Given task
Every line must be returned precisely as it is written.

Records for the task

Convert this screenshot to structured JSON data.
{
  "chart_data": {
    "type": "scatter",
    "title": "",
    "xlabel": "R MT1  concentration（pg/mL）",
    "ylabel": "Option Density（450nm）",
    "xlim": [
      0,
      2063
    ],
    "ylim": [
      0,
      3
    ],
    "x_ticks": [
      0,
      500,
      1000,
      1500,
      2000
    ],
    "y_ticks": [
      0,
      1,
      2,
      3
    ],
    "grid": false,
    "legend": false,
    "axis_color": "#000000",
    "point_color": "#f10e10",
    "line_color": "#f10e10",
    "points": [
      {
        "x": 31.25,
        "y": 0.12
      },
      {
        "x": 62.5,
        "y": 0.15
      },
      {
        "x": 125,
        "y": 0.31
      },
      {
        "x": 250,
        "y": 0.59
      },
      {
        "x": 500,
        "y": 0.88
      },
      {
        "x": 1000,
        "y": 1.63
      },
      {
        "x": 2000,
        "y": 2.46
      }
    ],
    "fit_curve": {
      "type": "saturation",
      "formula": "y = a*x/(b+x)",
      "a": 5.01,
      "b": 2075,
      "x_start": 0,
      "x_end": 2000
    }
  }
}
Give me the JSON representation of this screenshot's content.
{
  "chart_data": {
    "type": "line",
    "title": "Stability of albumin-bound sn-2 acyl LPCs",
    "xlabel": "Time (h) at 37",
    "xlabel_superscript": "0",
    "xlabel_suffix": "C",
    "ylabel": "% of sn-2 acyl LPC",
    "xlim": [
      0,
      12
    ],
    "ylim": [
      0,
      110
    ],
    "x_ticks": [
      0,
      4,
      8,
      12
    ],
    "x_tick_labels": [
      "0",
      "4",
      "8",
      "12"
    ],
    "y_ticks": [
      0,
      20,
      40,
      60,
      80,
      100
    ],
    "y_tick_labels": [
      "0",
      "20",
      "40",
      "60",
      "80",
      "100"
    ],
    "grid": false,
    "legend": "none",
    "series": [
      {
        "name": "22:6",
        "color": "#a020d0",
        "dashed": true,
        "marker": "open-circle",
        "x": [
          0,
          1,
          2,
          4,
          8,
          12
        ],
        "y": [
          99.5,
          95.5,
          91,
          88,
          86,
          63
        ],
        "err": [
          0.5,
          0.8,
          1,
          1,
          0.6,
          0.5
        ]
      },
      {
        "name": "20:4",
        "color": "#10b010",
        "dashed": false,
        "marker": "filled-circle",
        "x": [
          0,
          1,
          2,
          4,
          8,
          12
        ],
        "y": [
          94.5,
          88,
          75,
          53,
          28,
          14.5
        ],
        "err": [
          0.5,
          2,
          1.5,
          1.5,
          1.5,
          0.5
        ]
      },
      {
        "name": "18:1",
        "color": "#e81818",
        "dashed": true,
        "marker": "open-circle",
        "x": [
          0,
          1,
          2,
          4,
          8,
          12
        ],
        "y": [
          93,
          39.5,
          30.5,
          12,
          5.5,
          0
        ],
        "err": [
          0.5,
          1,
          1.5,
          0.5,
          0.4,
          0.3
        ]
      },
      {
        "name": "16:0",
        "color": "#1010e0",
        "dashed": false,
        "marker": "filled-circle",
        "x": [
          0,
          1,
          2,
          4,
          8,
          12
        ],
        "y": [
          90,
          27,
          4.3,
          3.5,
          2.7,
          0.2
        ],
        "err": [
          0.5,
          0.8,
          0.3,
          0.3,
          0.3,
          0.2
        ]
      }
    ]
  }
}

Output below
Convert this screenshot to structured JSON data.
{
  "chart_data": {
    "type": "scatter",
    "title": "",
    "xlabel": "R MT1  concentration（pg/mL）",
    "ylabel": "Option Density（450nm）",
    "xlim": [
      0,
      2063
    ],
    "ylim": [
      0,
      3
    ],
    "x_ticks": [
      0,
      500,
      1000,
      1500,
      2000
    ],
    "y_ticks": [
      0,
      1,
      2,
      3
    ],
    "grid": false,
    "legend": false,
    "axis_color": "#000000",
    "point_color": "#f10e10",
    "line_color": "#f10e10",
    "points": [
      {
        "x": 31.25,
        "y": 0.12
      },
      {
        "x": 62.5,
        "y": 0.15
      },
      {
        "x": 125,
        "y": 0.31
      },
      {
        "x": 250,
        "y": 0.59
      },
      {
        "x": 500,
        "y": 0.88
      },
      {
        "x": 1000,
        "y": 1.63
      },
      {
        "x": 2000,
        "y": 2.46
      }
    ],
    "fit_curve": {
      "type": "saturation",
      "formula": "y = a*x/(b+x)",
      "a": 5.01,
      "b": 2075,
      "x_start": 0,
      "x_end": 2000
    }
  }
}
Give me the JSON representation of this screenshot's content.
{
  "chart_data": {
    "type": "line",
    "title": "Stability of albumin-bound sn-2 acyl LPCs",
    "xlabel": "Time (h) at 37",
    "xlabel_superscript": "0",
    "xlabel_suffix": "C",
    "ylabel": "% of sn-2 acyl LPC",
    "xlim": [
      0,
      12
    ],
    "ylim": [
      0,
      110
    ],
    "x_ticks": [
      0,
      4,
      8,
      12
    ],
    "x_tick_labels": [
      "0",
      "4",
      "8",
      "12"
    ],
    "y_ticks": [
      0,
      20,
      40,
      60,
      80,
      100
    ],
    "y_tick_labels": [
      "0",
      "20",
      "40",
      "60",
      "80",
      "100"
    ],
    "grid": false,
    "legend": "none",
    "series": [
      {
        "name": "22:6",
        "color": "#a020d0",
        "dashed": true,
        "marker": "open-circle",
        "x": [
          0,
          1,
          2,
          4,
          8,
          12
        ],
        "y": [
          99.5,
          95.5,
          91,
          88,
          86,
          63
        ],
        "err": [
          0.5,
          0.8,
          1,
          1,
          0.6,
          0.5
        ]
      },
      {
        "name": "20:4",
        "color": "#10b010",
        "dashed": false,
        "marker": "filled-circle",
        "x": [
          0,
          1,
          2,
          4,
          8,
          12
        ],
        "y": [
          94.5,
          88,
          75,
          53,
          28,
          14.5
        ],
        "err": [
          0.5,
          2,
          1.5,
          1.5,
          1.5,
          0.5
        ]
      },
      {
        "name": "18:1",
        "color": "#e81818",
        "dashed": true,
        "marker": "open-circle",
        "x": [
          0,
          1,
          2,
          4,
          8,
          12
        ],
        "y": [
          93,
          39.5,
          30.5,
          12,
          5.5,
          0
        ],
        "err": [
          0.5,
          1,
          1.5,
          0.5,
          0.4,
          0.3
        ]
      },
      {
        "name": "16:0",
        "color": "#1010e0",
        "dashed": false,
        "marker": "filled-circle",
        "x": [
          0,
          1,
          2,
          4,
          8,
          12
        ],
        "y": [
          90,
          27,
          4.3,
          3.5,
          2.7,
          0.2
        ],
        "err": [
          0.5,
          0.8,
          0.3,
          0.3,
          0.3,
          0.2
        ]
      }
    ]
  }
}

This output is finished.